## TASK REQUIREMENTS
Using the material that follows, identify and copy each line with the string "title".

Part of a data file
⁂

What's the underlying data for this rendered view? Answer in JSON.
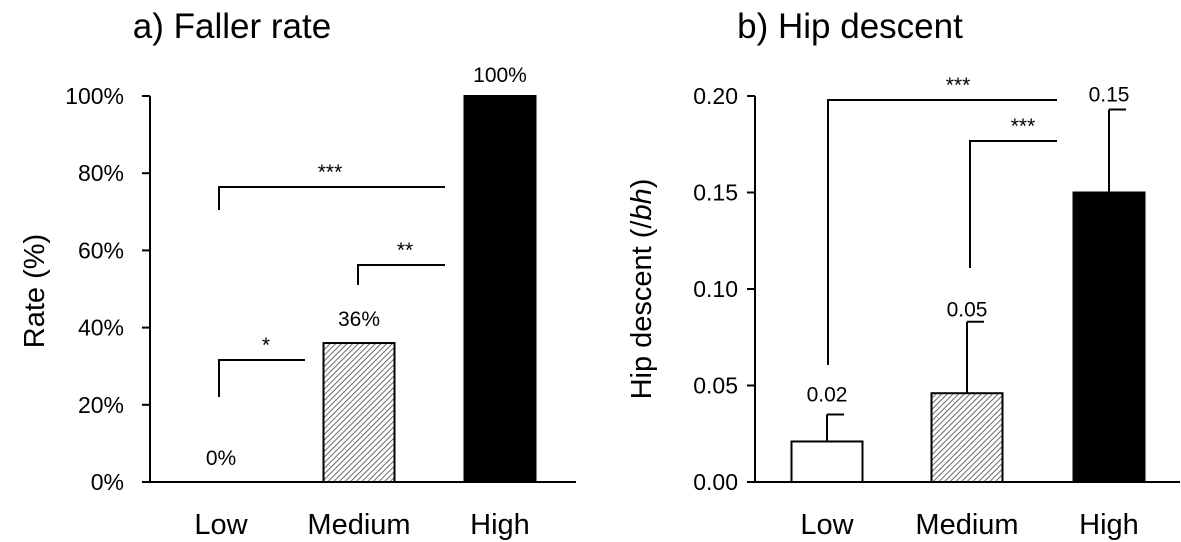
{
  "chart_data": [
    {
      "type": "bar",
      "title": "a) Faller rate",
      "ylabel": "Rate (%)",
      "xlabel": "",
      "categories": [
        "Low",
        "Medium",
        "High"
      ],
      "values": [
        0,
        36,
        100
      ],
      "data_labels": [
        "0%",
        "36%",
        "100%"
      ],
      "bar_styles": [
        "white",
        "hatched",
        "black"
      ],
      "ylim": [
        0,
        100
      ],
      "y_ticks": [
        0,
        20,
        40,
        60,
        80,
        100
      ],
      "y_tick_labels": [
        "0%",
        "20%",
        "40%",
        "60%",
        "80%",
        "100%"
      ],
      "grid": false,
      "significance": [
        {
          "from": "Low",
          "to": "Medium",
          "label": "*"
        },
        {
          "from": "Medium",
          "to": "High",
          "label": "**"
        },
        {
          "from": "Low",
          "to": "High",
          "label": "***"
        }
      ]
    },
    {
      "type": "bar",
      "title": "b) Hip descent",
      "ylabel": "Hip descent (/bh)",
      "ylabel_plain": "Hip descent (/",
      "ylabel_italic": "bh",
      "ylabel_close": ")",
      "xlabel": "",
      "categories": [
        "Low",
        "Medium",
        "High"
      ],
      "values": [
        0.021,
        0.046,
        0.15
      ],
      "errors": [
        0.014,
        0.037,
        0.043
      ],
      "data_labels": [
        "0.02",
        "0.05",
        "0.15"
      ],
      "bar_styles": [
        "white",
        "hatched",
        "black"
      ],
      "ylim": [
        0,
        0.2
      ],
      "y_ticks": [
        0,
        0.05,
        0.1,
        0.15,
        0.2
      ],
      "y_tick_labels": [
        "0.00",
        "0.05",
        "0.10",
        "0.15",
        "0.20"
      ],
      "grid": false,
      "significance": [
        {
          "from": "Medium",
          "to": "High",
          "label": "***"
        },
        {
          "from": "Low",
          "to": "High",
          "label": "***"
        }
      ]
    }
  ]
}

⁂

## FINISHED TASK
      "title": "a) Faller rate",
      "title": "b) Hip descent",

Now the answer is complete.